**Exercise requirements**
Keep the wording of each record exactly the same when you repeat it, and leave out pictures.

**Excerpted records**

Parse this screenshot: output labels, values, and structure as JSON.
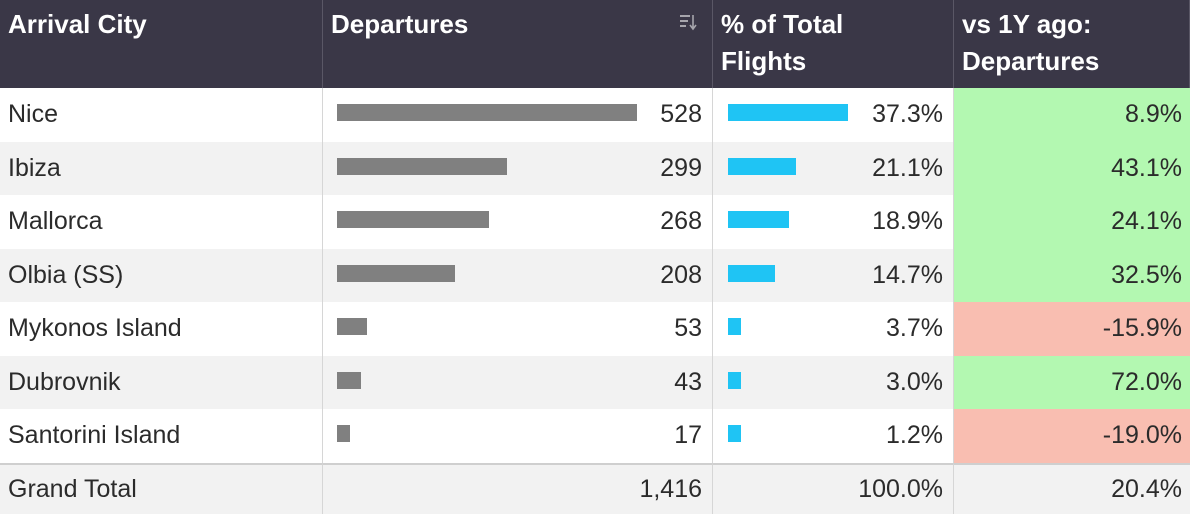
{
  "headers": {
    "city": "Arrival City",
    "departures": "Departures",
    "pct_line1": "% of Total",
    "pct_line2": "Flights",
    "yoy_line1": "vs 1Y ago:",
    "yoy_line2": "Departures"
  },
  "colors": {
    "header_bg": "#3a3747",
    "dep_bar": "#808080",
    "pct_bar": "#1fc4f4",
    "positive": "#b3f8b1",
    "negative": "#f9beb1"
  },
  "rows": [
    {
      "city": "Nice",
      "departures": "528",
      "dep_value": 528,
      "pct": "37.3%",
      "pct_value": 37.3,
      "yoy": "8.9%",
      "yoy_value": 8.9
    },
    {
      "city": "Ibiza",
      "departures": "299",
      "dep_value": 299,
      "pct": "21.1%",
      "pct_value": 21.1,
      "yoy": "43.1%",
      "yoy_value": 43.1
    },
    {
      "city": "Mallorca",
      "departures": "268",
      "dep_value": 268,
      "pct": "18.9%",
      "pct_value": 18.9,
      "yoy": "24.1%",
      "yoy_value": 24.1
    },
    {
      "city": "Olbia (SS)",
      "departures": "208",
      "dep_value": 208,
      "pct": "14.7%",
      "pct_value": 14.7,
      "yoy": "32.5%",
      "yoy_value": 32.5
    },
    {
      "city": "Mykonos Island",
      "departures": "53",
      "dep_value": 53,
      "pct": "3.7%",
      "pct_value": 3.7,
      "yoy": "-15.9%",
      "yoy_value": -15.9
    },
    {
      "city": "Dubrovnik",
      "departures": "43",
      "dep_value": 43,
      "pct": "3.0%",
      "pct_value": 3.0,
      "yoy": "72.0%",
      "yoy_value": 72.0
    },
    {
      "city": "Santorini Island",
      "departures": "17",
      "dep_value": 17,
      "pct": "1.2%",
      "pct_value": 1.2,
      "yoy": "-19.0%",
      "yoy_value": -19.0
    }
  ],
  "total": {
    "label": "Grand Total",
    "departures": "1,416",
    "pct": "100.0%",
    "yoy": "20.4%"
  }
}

**Right answer**
Parse this screenshot: output labels, values, and structure as JSON.
{
  "headers": {
    "city": "Arrival City",
    "departures": "Departures",
    "pct_line1": "% of Total",
    "pct_line2": "Flights",
    "yoy_line1": "vs 1Y ago:",
    "yoy_line2": "Departures"
  },
  "colors": {
    "header_bg": "#3a3747",
    "dep_bar": "#808080",
    "pct_bar": "#1fc4f4",
    "positive": "#b3f8b1",
    "negative": "#f9beb1"
  },
  "rows": [
    {
      "city": "Nice",
      "departures": "528",
      "dep_value": 528,
      "pct": "37.3%",
      "pct_value": 37.3,
      "yoy": "8.9%",
      "yoy_value": 8.9
    },
    {
      "city": "Ibiza",
      "departures": "299",
      "dep_value": 299,
      "pct": "21.1%",
      "pct_value": 21.1,
      "yoy": "43.1%",
      "yoy_value": 43.1
    },
    {
      "city": "Mallorca",
      "departures": "268",
      "dep_value": 268,
      "pct": "18.9%",
      "pct_value": 18.9,
      "yoy": "24.1%",
      "yoy_value": 24.1
    },
    {
      "city": "Olbia (SS)",
      "departures": "208",
      "dep_value": 208,
      "pct": "14.7%",
      "pct_value": 14.7,
      "yoy": "32.5%",
      "yoy_value": 32.5
    },
    {
      "city": "Mykonos Island",
      "departures": "53",
      "dep_value": 53,
      "pct": "3.7%",
      "pct_value": 3.7,
      "yoy": "-15.9%",
      "yoy_value": -15.9
    },
    {
      "city": "Dubrovnik",
      "departures": "43",
      "dep_value": 43,
      "pct": "3.0%",
      "pct_value": 3.0,
      "yoy": "72.0%",
      "yoy_value": 72.0
    },
    {
      "city": "Santorini Island",
      "departures": "17",
      "dep_value": 17,
      "pct": "1.2%",
      "pct_value": 1.2,
      "yoy": "-19.0%",
      "yoy_value": -19.0
    }
  ],
  "total": {
    "label": "Grand Total",
    "departures": "1,416",
    "pct": "100.0%",
    "yoy": "20.4%"
  }
}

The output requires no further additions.